╭─ INPUT FOR THIS TASK

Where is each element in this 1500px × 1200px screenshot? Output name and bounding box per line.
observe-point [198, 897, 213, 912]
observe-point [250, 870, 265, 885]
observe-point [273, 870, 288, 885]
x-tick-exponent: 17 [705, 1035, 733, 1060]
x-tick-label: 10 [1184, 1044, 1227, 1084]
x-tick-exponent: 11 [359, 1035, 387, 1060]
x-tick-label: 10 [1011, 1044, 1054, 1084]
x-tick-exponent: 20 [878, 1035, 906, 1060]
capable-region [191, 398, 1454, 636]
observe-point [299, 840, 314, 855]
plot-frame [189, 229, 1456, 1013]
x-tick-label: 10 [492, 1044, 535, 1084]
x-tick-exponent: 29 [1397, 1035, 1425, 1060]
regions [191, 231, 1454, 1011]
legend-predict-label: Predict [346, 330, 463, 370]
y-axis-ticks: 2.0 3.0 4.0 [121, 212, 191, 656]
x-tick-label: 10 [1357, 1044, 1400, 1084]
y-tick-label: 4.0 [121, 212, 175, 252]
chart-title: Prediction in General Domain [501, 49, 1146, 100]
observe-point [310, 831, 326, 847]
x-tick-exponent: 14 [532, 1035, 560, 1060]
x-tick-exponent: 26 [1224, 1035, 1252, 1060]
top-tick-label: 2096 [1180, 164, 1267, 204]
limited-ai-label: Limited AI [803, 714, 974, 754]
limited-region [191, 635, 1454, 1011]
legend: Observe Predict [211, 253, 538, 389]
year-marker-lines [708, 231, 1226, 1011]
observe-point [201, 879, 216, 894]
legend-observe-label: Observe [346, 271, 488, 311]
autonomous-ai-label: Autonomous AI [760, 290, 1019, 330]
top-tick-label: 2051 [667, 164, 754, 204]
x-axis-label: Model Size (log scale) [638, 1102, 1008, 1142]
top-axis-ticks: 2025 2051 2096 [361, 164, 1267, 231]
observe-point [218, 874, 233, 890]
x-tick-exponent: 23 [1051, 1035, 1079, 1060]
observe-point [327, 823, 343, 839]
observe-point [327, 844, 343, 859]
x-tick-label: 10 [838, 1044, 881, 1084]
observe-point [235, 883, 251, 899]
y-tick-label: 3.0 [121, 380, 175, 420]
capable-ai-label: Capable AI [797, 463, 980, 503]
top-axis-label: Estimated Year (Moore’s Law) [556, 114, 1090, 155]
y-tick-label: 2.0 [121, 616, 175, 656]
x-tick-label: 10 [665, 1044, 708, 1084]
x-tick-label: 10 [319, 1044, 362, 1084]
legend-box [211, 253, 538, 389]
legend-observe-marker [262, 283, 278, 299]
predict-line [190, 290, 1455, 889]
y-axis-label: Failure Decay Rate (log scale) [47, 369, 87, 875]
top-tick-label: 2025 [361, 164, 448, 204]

╰─

**YOUR OBJECTIVE**:
Give every line of the rows above as a JSON list of strings, one string per line, with blank lines left out.

**RESPONSE TO THIS EXERCISE**:
[
  "Where is each element in this 1500px × 1200px screenshot? Output name and bounding box per line.",
  "observe-point [198, 897, 213, 912]",
  "observe-point [250, 870, 265, 885]",
  "observe-point [273, 870, 288, 885]",
  "x-tick-exponent: 17 [705, 1035, 733, 1060]",
  "x-tick-label: 10 [1184, 1044, 1227, 1084]",
  "x-tick-exponent: 11 [359, 1035, 387, 1060]",
  "x-tick-label: 10 [1011, 1044, 1054, 1084]",
  "x-tick-exponent: 20 [878, 1035, 906, 1060]",
  "capable-region [191, 398, 1454, 636]",
  "observe-point [299, 840, 314, 855]",
  "plot-frame [189, 229, 1456, 1013]",
  "x-tick-label: 10 [492, 1044, 535, 1084]",
  "x-tick-exponent: 29 [1397, 1035, 1425, 1060]",
  "regions [191, 231, 1454, 1011]",
  "legend-predict-label: Predict [346, 330, 463, 370]",
  "y-axis-ticks: 2.0 3.0 4.0 [121, 212, 191, 656]",
  "x-tick-label: 10 [1357, 1044, 1400, 1084]",
  "y-tick-label: 4.0 [121, 212, 175, 252]",
  "chart-title: Prediction in General Domain [501, 49, 1146, 100]",
  "observe-point [310, 831, 326, 847]",
  "x-tick-exponent: 14 [532, 1035, 560, 1060]",
  "x-tick-exponent: 26 [1224, 1035, 1252, 1060]",
  "top-tick-label: 2096 [1180, 164, 1267, 204]",
  "limited-ai-label: Limited AI [803, 714, 974, 754]",
  "limited-region [191, 635, 1454, 1011]",
  "legend: Observe Predict [211, 253, 538, 389]",
  "year-marker-lines [708, 231, 1226, 1011]",
  "observe-point [201, 879, 216, 894]",
  "legend-observe-label: Observe [346, 271, 488, 311]",
  "autonomous-ai-label: Autonomous AI [760, 290, 1019, 330]",
  "top-tick-label: 2051 [667, 164, 754, 204]",
  "x-axis-label: Model Size (log scale) [638, 1102, 1008, 1142]",
  "top-axis-ticks: 2025 2051 2096 [361, 164, 1267, 231]",
  "observe-point [218, 874, 233, 890]",
  "x-tick-exponent: 23 [1051, 1035, 1079, 1060]",
  "observe-point [327, 823, 343, 839]",
  "observe-point [327, 844, 343, 859]",
  "x-tick-label: 10 [838, 1044, 881, 1084]",
  "observe-point [235, 883, 251, 899]",
  "y-tick-label: 3.0 [121, 380, 175, 420]",
  "capable-ai-label: Capable AI [797, 463, 980, 503]",
  "top-axis-label: Estimated Year (Moore’s Law) [556, 114, 1090, 155]",
  "y-tick-label: 2.0 [121, 616, 175, 656]",
  "x-tick-label: 10 [665, 1044, 708, 1084]",
  "x-tick-label: 10 [319, 1044, 362, 1084]",
  "legend-box [211, 253, 538, 389]",
  "legend-observe-marker [262, 283, 278, 299]",
  "predict-line [190, 290, 1455, 889]",
  "y-axis-label: Failure Decay Rate (log scale) [47, 369, 87, 875]",
  "top-tick-label: 2025 [361, 164, 448, 204]"
]